■ **WHAT THE EXERCISE ASKS**:
Repeat each entry exactly and drop the pictures.

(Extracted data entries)
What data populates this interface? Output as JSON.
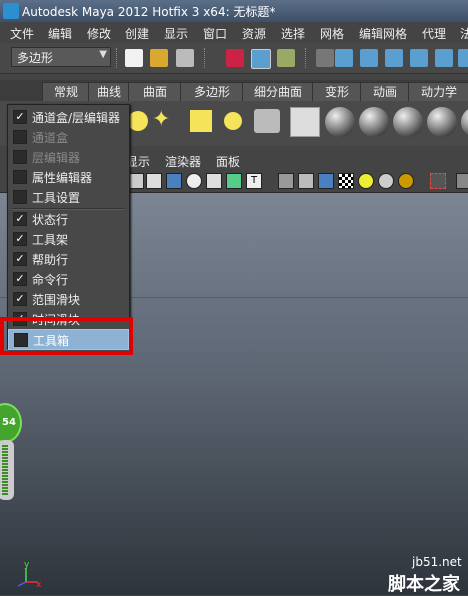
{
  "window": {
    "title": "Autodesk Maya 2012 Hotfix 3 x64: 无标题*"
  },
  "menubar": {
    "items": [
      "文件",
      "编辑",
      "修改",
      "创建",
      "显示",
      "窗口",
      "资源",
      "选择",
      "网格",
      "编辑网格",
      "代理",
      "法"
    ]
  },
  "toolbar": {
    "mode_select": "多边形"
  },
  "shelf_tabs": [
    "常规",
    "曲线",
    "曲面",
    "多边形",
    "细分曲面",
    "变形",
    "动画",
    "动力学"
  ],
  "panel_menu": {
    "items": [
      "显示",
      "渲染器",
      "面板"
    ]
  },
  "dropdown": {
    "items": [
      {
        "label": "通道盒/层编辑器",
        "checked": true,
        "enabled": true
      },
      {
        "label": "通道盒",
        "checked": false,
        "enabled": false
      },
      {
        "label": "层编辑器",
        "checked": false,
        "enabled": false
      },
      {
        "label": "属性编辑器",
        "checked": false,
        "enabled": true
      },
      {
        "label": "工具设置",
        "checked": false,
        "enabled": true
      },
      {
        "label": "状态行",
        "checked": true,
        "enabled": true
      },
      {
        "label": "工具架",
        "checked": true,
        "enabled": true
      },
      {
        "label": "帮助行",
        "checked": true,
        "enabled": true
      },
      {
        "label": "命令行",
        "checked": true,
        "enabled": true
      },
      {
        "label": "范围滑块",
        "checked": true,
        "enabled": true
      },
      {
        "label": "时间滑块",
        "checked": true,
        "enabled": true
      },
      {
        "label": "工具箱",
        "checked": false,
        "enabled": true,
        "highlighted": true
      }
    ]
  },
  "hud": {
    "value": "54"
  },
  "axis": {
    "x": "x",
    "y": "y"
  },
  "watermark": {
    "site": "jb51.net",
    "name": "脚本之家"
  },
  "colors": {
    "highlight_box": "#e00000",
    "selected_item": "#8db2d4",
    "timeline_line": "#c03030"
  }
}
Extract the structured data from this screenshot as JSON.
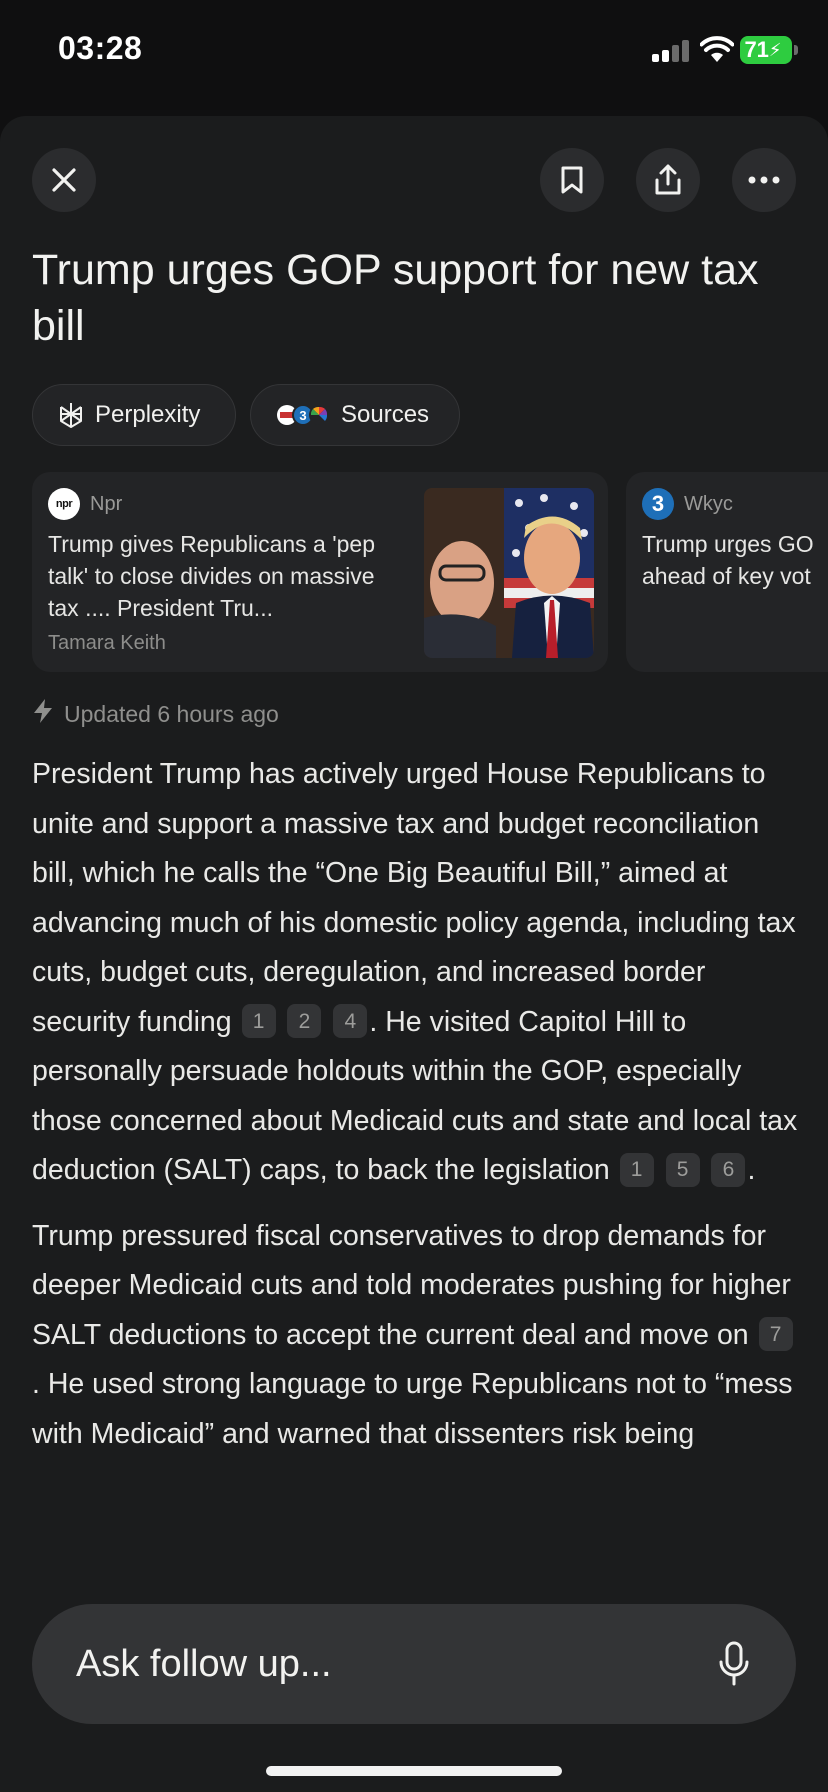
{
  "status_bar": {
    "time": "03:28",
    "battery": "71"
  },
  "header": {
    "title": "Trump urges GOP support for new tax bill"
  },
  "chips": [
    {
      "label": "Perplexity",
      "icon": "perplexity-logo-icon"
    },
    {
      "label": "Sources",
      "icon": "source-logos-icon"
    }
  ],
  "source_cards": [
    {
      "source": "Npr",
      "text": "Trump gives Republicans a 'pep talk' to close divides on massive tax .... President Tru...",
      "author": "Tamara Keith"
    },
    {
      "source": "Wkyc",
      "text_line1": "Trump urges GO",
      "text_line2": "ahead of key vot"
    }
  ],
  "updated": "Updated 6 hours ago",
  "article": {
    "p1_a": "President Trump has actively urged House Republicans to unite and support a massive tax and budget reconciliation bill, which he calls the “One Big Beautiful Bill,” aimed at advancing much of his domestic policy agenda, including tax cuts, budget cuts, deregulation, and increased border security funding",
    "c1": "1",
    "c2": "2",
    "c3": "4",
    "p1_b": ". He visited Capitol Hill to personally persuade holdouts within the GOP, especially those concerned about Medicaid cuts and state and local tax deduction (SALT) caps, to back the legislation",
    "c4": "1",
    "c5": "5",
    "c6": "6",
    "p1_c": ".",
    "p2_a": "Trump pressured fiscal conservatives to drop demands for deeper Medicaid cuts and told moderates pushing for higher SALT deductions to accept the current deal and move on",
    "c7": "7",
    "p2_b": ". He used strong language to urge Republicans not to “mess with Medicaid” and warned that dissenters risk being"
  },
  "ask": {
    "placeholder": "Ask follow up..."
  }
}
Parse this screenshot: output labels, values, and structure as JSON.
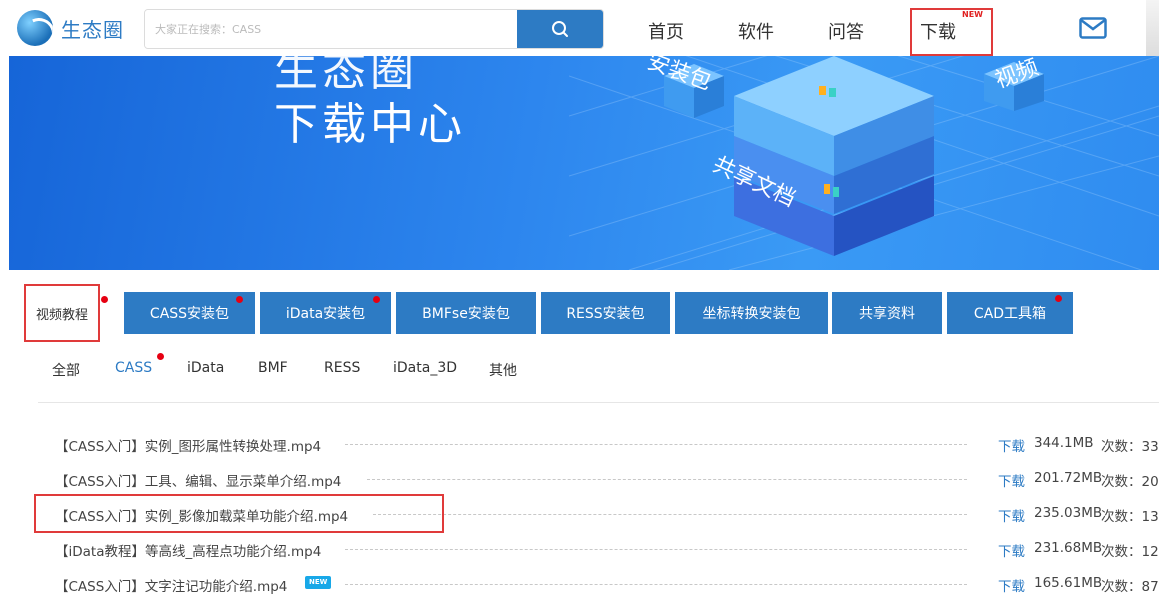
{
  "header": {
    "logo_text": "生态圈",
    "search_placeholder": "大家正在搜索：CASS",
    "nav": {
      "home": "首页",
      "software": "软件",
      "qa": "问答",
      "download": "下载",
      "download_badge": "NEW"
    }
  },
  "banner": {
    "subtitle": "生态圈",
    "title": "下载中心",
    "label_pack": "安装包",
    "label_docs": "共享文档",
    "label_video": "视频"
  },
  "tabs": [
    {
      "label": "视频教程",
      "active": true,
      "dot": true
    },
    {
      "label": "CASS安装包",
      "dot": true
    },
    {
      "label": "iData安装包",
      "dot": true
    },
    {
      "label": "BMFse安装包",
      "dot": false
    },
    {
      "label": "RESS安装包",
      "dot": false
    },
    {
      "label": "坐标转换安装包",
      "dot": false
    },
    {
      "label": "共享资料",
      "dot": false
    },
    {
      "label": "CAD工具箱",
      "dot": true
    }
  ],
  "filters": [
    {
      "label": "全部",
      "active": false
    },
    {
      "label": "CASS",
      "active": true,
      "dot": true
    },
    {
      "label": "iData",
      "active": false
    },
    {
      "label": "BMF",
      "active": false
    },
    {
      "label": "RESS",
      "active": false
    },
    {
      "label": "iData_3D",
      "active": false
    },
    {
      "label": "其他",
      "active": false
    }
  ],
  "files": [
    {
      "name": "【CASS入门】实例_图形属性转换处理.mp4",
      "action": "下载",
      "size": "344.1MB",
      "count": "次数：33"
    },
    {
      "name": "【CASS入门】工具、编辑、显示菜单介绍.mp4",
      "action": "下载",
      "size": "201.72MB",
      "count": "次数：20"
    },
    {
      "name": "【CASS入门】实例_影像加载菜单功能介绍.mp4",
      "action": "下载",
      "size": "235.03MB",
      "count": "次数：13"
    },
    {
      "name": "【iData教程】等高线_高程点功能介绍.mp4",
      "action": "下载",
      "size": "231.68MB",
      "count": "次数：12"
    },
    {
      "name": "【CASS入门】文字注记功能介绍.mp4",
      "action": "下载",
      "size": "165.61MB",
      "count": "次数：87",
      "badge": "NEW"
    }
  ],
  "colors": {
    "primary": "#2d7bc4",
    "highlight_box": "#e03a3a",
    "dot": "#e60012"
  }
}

■ **REPLY TO THE EXERCISE**:
What data populates this interface? Output as JSON.
{
  "window": {
    "title": "Autodesk Maya 2012 Hotfix 3 x64: 无标题*"
  },
  "menubar": {
    "items": [
      "文件",
      "编辑",
      "修改",
      "创建",
      "显示",
      "窗口",
      "资源",
      "选择",
      "网格",
      "编辑网格",
      "代理",
      "法"
    ]
  },
  "toolbar": {
    "mode_select": "多边形"
  },
  "shelf_tabs": [
    "常规",
    "曲线",
    "曲面",
    "多边形",
    "细分曲面",
    "变形",
    "动画",
    "动力学"
  ],
  "panel_menu": {
    "items": [
      "显示",
      "渲染器",
      "面板"
    ]
  },
  "dropdown": {
    "items": [
      {
        "label": "通道盒/层编辑器",
        "checked": true,
        "enabled": true
      },
      {
        "label": "通道盒",
        "checked": false,
        "enabled": false
      },
      {
        "label": "层编辑器",
        "checked": false,
        "enabled": false
      },
      {
        "label": "属性编辑器",
        "checked": false,
        "enabled": true
      },
      {
        "label": "工具设置",
        "checked": false,
        "enabled": true
      },
      {
        "label": "状态行",
        "checked": true,
        "enabled": true
      },
      {
        "label": "工具架",
        "checked": true,
        "enabled": true
      },
      {
        "label": "帮助行",
        "checked": true,
        "enabled": true
      },
      {
        "label": "命令行",
        "checked": true,
        "enabled": true
      },
      {
        "label": "范围滑块",
        "checked": true,
        "enabled": true
      },
      {
        "label": "时间滑块",
        "checked": true,
        "enabled": true
      },
      {
        "label": "工具箱",
        "checked": false,
        "enabled": true,
        "highlighted": true
      }
    ]
  },
  "hud": {
    "value": "54"
  },
  "axis": {
    "x": "x",
    "y": "y"
  },
  "watermark": {
    "site": "jb51.net",
    "name": "脚本之家"
  },
  "colors": {
    "highlight_box": "#e00000",
    "selected_item": "#8db2d4",
    "timeline_line": "#c03030"
  }
}
Extract the structured data from this screenshot as JSON.
{
  "status_bar": {
    "time": "03:28",
    "battery": "71"
  },
  "header": {
    "title": "Trump urges GOP support for new tax bill"
  },
  "chips": [
    {
      "label": "Perplexity",
      "icon": "perplexity-logo-icon"
    },
    {
      "label": "Sources",
      "icon": "source-logos-icon"
    }
  ],
  "source_cards": [
    {
      "source": "Npr",
      "text": "Trump gives Republicans a 'pep talk' to close divides on massive tax .... President Tru...",
      "author": "Tamara Keith"
    },
    {
      "source": "Wkyc",
      "text_line1": "Trump urges GO",
      "text_line2": "ahead of key vot"
    }
  ],
  "updated": "Updated 6 hours ago",
  "article": {
    "p1_a": "President Trump has actively urged House Republicans to unite and support a massive tax and budget reconciliation bill, which he calls the “One Big Beautiful Bill,” aimed at advancing much of his domestic policy agenda, including tax cuts, budget cuts, deregulation, and increased border security funding",
    "c1": "1",
    "c2": "2",
    "c3": "4",
    "p1_b": ". He visited Capitol Hill to personally persuade holdouts within the GOP, especially those concerned about Medicaid cuts and state and local tax deduction (SALT) caps, to back the legislation",
    "c4": "1",
    "c5": "5",
    "c6": "6",
    "p1_c": ".",
    "p2_a": "Trump pressured fiscal conservatives to drop demands for deeper Medicaid cuts and told moderates pushing for higher SALT deductions to accept the current deal and move on",
    "c7": "7",
    "p2_b": ". He used strong language to urge Republicans not to “mess with Medicaid” and warned that dissenters risk being"
  },
  "ask": {
    "placeholder": "Ask follow up..."
  }
}
Parse this screenshot: output labels, values, and structure as JSON.
{
  "header": {
    "logo_text": "生态圈",
    "search_placeholder": "大家正在搜索：CASS",
    "nav": {
      "home": "首页",
      "software": "软件",
      "qa": "问答",
      "download": "下载",
      "download_badge": "NEW"
    }
  },
  "banner": {
    "subtitle": "生态圈",
    "title": "下载中心",
    "label_pack": "安装包",
    "label_docs": "共享文档",
    "label_video": "视频"
  },
  "tabs": [
    {
      "label": "视频教程",
      "active": true,
      "dot": true
    },
    {
      "label": "CASS安装包",
      "dot": true
    },
    {
      "label": "iData安装包",
      "dot": true
    },
    {
      "label": "BMFse安装包",
      "dot": false
    },
    {
      "label": "RESS安装包",
      "dot": false
    },
    {
      "label": "坐标转换安装包",
      "dot": false
    },
    {
      "label": "共享资料",
      "dot": false
    },
    {
      "label": "CAD工具箱",
      "dot": true
    }
  ],
  "filters": [
    {
      "label": "全部",
      "active": false
    },
    {
      "label": "CASS",
      "active": true,
      "dot": true
    },
    {
      "label": "iData",
      "active": false
    },
    {
      "label": "BMF",
      "active": false
    },
    {
      "label": "RESS",
      "active": false
    },
    {
      "label": "iData_3D",
      "active": false
    },
    {
      "label": "其他",
      "active": false
    }
  ],
  "files": [
    {
      "name": "【CASS入门】实例_图形属性转换处理.mp4",
      "action": "下载",
      "size": "344.1MB",
      "count": "次数：33"
    },
    {
      "name": "【CASS入门】工具、编辑、显示菜单介绍.mp4",
      "action": "下载",
      "size": "201.72MB",
      "count": "次数：20"
    },
    {
      "name": "【CASS入门】实例_影像加载菜单功能介绍.mp4",
      "action": "下载",
      "size": "235.03MB",
      "count": "次数：13"
    },
    {
      "name": "【iData教程】等高线_高程点功能介绍.mp4",
      "action": "下载",
      "size": "231.68MB",
      "count": "次数：12"
    },
    {
      "name": "【CASS入门】文字注记功能介绍.mp4",
      "action": "下载",
      "size": "165.61MB",
      "count": "次数：87",
      "badge": "NEW"
    }
  ],
  "colors": {
    "primary": "#2d7bc4",
    "highlight_box": "#e03a3a",
    "dot": "#e60012"
  }
}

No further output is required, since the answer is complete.